**REQUIREMENT**
Go through the entries one line at a time, and gather every line that has the word "title".
# DATA LINES start
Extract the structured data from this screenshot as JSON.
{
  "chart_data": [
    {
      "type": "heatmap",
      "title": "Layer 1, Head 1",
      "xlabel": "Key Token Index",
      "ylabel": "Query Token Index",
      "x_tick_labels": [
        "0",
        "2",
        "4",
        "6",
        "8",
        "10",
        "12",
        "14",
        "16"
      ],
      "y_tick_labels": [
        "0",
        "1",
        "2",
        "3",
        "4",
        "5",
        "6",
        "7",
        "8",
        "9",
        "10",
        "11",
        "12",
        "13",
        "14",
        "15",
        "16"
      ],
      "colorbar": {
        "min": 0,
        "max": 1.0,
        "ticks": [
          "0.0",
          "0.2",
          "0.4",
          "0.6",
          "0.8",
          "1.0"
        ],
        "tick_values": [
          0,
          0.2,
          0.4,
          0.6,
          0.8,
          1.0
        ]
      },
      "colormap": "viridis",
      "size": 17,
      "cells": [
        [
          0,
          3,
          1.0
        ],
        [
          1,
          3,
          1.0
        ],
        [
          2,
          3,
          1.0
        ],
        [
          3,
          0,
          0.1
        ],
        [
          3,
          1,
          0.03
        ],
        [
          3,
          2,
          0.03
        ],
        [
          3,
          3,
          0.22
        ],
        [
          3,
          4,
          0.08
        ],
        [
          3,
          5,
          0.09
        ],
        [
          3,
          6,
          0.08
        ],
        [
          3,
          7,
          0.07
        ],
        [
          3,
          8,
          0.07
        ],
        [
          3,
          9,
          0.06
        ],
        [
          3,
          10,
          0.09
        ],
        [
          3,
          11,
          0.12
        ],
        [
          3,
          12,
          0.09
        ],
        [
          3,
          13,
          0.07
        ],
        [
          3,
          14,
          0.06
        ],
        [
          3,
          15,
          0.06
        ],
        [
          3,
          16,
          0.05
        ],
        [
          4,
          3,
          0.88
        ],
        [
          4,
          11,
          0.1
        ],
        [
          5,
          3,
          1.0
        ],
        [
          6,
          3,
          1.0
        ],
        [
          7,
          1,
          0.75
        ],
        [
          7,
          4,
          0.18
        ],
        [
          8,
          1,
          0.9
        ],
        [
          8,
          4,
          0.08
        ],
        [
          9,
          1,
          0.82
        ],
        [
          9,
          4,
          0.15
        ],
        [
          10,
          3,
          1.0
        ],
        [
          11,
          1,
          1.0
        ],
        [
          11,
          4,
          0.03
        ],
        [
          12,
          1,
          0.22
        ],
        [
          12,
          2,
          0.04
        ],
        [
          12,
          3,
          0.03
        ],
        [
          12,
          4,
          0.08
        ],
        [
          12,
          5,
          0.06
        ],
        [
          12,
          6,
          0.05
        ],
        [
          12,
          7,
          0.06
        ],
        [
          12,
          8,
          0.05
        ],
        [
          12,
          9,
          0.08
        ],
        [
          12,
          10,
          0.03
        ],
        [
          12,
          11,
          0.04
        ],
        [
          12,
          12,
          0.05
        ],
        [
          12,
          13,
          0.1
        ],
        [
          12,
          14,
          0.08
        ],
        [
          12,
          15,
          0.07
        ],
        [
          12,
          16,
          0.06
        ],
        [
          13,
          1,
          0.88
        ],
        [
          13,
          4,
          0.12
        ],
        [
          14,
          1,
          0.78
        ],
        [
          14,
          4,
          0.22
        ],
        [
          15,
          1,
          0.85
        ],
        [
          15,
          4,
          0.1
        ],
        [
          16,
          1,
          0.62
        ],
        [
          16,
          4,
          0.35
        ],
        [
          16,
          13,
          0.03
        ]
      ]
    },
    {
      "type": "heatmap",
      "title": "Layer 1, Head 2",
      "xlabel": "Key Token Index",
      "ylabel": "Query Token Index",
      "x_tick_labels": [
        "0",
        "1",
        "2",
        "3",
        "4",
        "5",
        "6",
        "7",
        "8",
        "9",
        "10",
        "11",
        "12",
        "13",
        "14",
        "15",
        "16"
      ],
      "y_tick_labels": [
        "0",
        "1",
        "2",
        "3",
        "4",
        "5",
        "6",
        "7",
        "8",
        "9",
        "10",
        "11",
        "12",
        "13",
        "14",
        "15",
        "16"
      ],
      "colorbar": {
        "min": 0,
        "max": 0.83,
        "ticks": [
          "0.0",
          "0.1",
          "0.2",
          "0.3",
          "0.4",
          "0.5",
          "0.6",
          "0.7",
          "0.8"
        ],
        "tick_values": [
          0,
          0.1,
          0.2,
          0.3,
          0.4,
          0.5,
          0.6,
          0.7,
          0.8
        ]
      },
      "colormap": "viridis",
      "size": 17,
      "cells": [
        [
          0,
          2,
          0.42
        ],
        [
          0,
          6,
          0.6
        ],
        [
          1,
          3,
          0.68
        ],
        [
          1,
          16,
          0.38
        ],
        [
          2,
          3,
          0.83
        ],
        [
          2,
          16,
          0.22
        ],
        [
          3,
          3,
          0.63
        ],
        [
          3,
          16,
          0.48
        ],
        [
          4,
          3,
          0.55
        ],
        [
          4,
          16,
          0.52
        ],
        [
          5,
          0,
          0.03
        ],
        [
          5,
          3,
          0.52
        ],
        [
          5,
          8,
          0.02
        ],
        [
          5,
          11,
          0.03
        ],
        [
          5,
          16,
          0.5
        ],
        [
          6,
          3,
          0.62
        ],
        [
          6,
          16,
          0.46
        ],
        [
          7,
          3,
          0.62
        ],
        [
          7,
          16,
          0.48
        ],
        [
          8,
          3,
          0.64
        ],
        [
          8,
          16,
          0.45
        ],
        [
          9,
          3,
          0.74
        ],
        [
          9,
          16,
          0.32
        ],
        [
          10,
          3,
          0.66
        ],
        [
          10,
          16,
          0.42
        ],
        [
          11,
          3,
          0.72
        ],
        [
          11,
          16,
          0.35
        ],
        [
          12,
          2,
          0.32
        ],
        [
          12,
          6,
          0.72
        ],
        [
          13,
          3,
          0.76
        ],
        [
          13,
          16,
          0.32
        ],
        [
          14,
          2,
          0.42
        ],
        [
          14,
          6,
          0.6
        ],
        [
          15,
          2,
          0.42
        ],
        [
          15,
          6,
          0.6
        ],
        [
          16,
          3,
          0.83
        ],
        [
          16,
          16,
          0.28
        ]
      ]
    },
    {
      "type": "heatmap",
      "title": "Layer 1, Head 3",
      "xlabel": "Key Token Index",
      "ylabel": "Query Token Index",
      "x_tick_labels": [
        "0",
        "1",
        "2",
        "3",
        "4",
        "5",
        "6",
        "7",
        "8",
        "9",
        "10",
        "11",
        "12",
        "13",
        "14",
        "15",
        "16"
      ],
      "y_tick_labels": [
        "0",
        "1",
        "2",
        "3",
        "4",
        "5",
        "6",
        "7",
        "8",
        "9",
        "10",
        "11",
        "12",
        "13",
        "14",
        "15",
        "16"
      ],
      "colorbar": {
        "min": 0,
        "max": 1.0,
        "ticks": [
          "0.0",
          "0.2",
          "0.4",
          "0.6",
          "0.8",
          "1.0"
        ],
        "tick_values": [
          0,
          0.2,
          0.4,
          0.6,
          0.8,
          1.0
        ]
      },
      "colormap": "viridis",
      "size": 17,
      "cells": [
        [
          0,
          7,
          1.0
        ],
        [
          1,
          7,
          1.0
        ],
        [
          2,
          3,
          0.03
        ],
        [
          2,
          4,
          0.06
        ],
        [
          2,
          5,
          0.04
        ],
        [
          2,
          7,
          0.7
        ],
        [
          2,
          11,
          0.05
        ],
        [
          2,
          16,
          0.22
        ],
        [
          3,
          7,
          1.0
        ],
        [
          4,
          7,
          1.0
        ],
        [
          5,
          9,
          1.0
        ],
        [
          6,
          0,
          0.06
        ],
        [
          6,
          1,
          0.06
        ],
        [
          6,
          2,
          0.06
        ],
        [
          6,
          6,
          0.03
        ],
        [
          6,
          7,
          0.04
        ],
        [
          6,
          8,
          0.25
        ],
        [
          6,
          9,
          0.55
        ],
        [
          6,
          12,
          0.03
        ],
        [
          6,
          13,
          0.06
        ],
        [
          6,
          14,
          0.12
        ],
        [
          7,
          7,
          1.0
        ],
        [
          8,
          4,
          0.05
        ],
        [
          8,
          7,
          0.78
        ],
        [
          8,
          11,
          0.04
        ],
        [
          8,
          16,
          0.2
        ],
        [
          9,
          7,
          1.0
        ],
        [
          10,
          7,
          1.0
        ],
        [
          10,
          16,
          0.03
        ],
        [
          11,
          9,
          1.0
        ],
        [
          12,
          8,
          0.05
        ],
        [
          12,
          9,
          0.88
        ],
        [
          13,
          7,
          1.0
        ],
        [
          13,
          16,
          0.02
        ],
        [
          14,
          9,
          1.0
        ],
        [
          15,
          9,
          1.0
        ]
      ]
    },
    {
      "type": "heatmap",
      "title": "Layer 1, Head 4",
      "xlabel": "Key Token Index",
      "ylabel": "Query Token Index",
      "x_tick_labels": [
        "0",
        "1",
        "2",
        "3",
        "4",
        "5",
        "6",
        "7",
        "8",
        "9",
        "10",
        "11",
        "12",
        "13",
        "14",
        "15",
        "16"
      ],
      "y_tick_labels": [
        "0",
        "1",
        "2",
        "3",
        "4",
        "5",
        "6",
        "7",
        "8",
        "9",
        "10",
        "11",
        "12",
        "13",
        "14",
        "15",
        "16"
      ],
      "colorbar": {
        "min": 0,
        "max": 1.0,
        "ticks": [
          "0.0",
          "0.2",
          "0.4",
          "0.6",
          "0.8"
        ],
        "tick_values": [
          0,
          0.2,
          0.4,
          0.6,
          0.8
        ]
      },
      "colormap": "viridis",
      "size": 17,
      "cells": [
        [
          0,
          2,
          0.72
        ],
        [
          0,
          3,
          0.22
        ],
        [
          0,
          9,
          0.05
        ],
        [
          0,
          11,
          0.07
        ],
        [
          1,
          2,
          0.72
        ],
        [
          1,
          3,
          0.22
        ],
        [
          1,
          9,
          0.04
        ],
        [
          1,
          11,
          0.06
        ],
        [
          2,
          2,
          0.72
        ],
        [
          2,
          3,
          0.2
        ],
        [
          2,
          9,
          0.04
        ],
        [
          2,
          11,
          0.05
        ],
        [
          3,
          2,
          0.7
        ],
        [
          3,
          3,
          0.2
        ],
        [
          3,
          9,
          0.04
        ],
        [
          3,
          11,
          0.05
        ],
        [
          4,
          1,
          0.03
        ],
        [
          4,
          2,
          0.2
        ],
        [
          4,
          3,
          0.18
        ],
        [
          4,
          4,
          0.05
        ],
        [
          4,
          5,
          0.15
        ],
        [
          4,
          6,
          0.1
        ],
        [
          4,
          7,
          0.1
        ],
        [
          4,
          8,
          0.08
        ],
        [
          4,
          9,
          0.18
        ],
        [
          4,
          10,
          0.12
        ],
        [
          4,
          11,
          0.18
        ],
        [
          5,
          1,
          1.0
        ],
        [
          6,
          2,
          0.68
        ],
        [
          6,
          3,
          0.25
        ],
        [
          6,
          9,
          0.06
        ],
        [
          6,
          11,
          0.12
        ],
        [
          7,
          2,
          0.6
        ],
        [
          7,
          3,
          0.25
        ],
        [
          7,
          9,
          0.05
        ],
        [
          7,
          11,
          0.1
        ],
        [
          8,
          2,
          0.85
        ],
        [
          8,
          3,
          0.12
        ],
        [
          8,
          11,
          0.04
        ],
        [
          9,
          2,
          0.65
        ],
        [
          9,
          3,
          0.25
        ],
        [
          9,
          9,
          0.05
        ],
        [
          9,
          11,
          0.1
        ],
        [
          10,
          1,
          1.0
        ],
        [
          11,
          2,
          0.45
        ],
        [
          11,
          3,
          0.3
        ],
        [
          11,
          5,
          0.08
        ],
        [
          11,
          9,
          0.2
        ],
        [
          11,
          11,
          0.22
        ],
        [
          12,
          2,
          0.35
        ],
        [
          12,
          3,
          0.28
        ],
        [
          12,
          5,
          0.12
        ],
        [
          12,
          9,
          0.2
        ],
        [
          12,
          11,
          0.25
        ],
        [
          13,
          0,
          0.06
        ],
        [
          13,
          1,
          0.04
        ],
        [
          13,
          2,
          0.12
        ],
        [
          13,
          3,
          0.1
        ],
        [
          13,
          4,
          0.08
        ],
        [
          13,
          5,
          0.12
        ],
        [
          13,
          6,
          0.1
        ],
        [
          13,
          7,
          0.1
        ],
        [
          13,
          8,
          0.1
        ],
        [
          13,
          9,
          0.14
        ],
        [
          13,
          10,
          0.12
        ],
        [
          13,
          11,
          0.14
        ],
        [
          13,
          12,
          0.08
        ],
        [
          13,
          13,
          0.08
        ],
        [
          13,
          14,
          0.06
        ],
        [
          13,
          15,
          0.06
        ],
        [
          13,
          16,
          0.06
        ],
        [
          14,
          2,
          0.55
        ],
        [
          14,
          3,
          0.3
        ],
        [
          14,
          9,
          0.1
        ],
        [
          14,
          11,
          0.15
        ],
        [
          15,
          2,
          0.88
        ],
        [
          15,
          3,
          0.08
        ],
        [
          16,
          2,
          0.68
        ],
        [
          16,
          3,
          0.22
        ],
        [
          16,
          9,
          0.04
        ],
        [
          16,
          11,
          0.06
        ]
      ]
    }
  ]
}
# DATA LINES end
**RESULT FOR THIS EXERCISE**
      "title": "Layer 1, Head 1",
      "title": "Layer 1, Head 2",
      "title": "Layer 1, Head 3",
      "title": "Layer 1, Head 4",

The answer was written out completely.